[The records start]

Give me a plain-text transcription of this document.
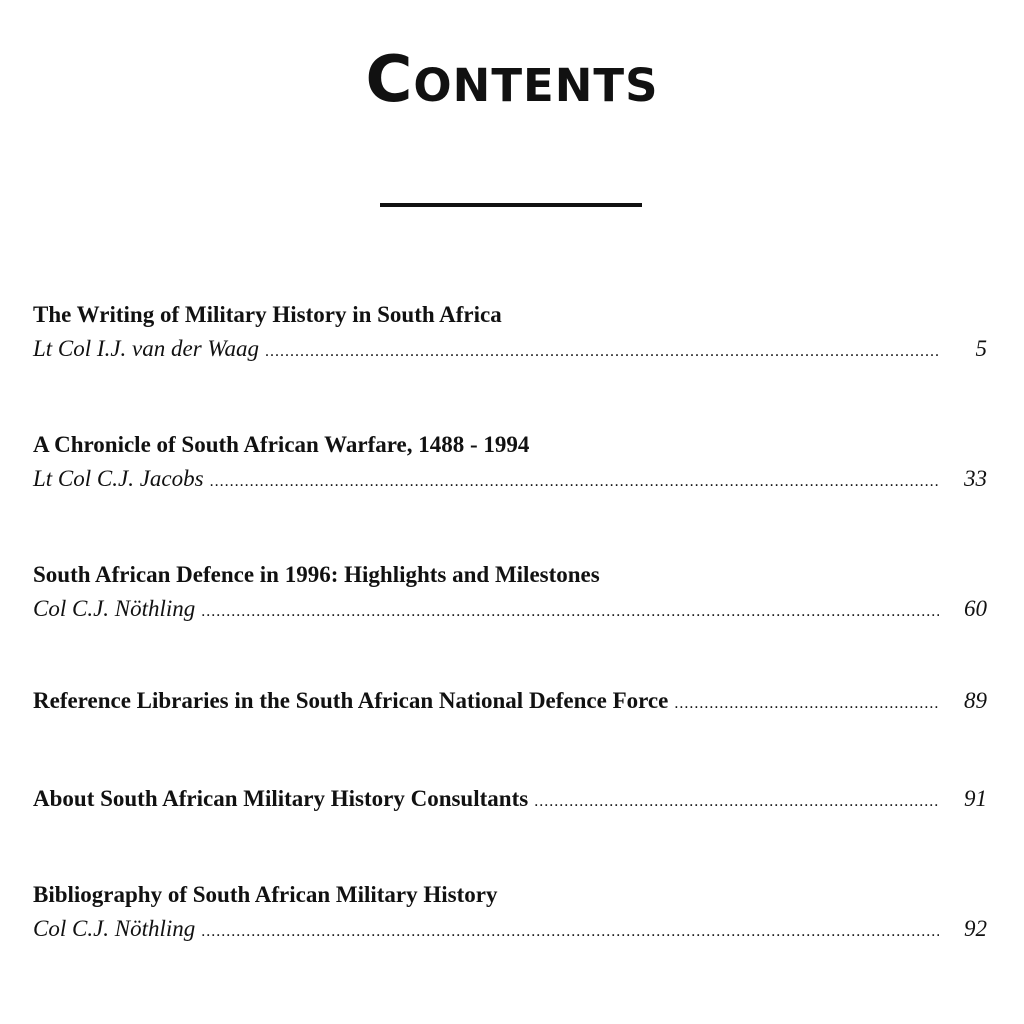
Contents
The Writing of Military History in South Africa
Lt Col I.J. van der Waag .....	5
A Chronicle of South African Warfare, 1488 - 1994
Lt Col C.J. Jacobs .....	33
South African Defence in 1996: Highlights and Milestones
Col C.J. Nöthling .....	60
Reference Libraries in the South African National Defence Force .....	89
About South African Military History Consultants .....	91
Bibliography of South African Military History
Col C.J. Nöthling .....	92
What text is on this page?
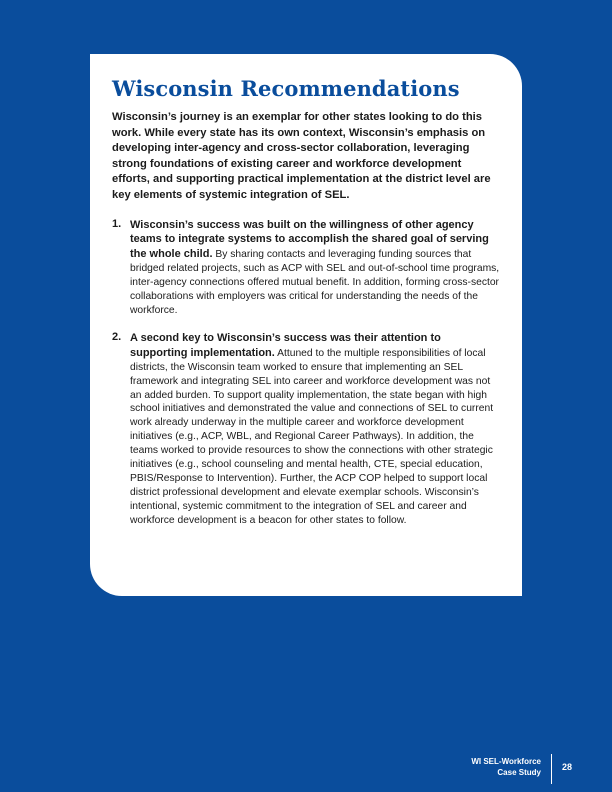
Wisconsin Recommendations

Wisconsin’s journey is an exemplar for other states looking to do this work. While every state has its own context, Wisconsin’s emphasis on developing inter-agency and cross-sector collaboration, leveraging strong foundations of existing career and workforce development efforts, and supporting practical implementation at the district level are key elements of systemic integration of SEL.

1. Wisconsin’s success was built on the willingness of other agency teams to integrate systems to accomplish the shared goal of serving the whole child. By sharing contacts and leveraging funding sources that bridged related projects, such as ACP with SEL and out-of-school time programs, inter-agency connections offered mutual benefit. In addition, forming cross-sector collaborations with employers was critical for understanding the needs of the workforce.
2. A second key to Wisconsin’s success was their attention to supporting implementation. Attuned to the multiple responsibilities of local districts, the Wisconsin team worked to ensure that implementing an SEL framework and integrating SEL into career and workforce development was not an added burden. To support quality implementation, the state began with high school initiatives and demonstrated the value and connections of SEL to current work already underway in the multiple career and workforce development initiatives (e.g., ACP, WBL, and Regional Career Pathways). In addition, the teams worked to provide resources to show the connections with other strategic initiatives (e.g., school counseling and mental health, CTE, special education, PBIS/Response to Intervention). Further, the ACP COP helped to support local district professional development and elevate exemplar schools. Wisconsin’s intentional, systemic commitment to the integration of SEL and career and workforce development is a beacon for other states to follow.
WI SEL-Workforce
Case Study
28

[The records end]

Go through the records and gather the lines that hold "integration".

** Complete answer **
Wisconsin’s journey is an exemplar for other states looking to do this work. While every state has its own context, Wisconsin’s emphasis on developing inter-agency and cross-sector collaboration, leveraging strong foundations of existing career and workforce development efforts, and supporting practical implementation at the district level are key elements of systemic integration of SEL.
2. A second key to Wisconsin’s success was their attention to supporting implementation. Attuned to the multiple responsibilities of local districts, the Wisconsin team worked to ensure that implementing an SEL framework and integrating SEL into career and workforce development was not an added burden. To support quality implementation, the state began with high school initiatives and demonstrated the value and connections of SEL to current work already underway in the multiple career and workforce development initiatives (e.g., ACP, WBL, and Regional Career Pathways). In addition, the teams worked to provide resources to show the connections with other strategic initiatives (e.g., school counseling and mental health, CTE, special education, PBIS/Response to Intervention). Further, the ACP COP helped to support local district professional development and elevate exemplar schools. Wisconsin’s intentional, systemic commitment to the integration of SEL and career and workforce development is a beacon for other states to follow.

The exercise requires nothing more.